ACTIVITY:
Your reply should be made up of every line in the records below that holds the string "Nicolaas".

RECORD EXCERPTS:
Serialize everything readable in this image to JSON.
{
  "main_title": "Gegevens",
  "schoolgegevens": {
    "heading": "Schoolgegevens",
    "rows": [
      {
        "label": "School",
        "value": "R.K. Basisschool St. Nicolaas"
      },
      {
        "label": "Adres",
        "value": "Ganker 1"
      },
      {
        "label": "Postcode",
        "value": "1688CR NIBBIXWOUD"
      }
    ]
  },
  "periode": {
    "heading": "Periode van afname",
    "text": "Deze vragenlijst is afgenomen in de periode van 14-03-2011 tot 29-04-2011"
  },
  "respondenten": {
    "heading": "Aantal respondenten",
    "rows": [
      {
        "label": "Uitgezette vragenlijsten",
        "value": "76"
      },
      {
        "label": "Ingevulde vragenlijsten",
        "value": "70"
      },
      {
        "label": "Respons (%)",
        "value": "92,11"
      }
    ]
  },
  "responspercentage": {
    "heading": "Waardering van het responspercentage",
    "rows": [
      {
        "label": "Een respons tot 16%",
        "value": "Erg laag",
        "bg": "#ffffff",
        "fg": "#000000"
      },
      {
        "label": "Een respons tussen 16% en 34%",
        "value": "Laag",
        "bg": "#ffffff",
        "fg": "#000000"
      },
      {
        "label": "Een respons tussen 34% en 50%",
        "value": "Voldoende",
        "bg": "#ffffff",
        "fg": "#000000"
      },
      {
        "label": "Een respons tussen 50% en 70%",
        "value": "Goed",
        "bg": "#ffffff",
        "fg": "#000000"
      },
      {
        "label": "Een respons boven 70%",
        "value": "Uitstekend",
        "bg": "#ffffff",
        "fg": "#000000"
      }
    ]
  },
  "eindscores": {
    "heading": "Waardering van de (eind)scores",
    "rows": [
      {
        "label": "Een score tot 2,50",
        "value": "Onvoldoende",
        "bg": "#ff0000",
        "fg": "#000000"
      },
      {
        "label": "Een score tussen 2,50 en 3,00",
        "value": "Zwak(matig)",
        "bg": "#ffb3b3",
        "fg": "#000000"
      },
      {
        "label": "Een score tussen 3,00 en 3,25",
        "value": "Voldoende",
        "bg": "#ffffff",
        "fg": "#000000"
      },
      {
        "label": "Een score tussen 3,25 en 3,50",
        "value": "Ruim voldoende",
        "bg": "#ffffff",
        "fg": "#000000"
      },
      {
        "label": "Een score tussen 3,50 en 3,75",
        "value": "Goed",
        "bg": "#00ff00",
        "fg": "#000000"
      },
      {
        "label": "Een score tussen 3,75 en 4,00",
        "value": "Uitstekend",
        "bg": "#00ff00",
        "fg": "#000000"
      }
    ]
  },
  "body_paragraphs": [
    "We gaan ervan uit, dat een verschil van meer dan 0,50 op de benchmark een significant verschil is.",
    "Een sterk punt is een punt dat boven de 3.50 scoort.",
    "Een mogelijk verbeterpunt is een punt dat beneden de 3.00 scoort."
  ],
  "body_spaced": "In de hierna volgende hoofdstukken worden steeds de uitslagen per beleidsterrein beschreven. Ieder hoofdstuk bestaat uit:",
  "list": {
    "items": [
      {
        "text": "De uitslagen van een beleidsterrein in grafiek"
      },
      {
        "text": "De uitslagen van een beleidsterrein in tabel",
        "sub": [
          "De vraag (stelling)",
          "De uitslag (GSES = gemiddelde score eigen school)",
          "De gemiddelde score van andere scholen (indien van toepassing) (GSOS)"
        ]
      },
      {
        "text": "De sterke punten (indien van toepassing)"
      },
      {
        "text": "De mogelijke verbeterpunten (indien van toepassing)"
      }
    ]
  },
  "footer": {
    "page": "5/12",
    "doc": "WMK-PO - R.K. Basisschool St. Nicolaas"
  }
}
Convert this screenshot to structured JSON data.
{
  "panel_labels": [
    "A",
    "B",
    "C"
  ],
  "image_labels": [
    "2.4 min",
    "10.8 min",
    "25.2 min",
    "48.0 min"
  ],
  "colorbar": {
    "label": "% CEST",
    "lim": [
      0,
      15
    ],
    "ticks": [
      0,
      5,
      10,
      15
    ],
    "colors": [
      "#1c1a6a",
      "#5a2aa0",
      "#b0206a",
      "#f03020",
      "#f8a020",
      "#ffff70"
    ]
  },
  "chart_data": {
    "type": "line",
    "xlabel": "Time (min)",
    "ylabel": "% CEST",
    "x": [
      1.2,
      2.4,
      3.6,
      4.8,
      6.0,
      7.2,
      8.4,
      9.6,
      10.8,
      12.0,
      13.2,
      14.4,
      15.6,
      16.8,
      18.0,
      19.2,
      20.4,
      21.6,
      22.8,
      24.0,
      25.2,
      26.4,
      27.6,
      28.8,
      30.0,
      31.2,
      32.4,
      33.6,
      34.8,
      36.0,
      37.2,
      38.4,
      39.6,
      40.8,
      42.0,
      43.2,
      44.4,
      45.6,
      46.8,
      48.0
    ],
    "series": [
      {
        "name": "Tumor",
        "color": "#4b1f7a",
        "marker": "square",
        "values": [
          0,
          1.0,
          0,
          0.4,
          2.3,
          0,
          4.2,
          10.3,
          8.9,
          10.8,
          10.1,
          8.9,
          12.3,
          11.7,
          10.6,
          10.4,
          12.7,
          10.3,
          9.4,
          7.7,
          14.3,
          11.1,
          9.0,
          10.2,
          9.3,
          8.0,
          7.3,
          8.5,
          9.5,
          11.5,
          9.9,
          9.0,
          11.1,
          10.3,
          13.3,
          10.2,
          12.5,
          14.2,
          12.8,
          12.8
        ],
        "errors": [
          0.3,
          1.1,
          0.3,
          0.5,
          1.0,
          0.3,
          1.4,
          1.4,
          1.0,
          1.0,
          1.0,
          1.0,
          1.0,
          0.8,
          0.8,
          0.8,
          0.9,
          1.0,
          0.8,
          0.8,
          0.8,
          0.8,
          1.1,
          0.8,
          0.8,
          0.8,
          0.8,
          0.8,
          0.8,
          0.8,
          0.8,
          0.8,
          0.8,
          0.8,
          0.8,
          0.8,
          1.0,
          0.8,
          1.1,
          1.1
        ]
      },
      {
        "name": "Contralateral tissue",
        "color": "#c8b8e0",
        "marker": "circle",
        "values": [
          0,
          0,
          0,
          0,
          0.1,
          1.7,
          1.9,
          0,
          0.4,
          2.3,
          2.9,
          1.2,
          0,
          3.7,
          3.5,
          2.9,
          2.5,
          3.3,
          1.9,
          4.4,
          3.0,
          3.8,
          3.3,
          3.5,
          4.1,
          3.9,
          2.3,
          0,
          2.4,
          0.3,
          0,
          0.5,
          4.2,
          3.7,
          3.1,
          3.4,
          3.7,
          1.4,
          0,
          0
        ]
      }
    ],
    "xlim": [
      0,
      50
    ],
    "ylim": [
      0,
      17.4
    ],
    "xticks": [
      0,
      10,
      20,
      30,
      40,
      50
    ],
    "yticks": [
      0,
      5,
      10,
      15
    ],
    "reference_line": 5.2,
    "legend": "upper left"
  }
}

RESULT:
        "value": "R.K. Basisschool St. Nicolaas"
    "doc": "WMK-PO - R.K. Basisschool St. Nicolaas"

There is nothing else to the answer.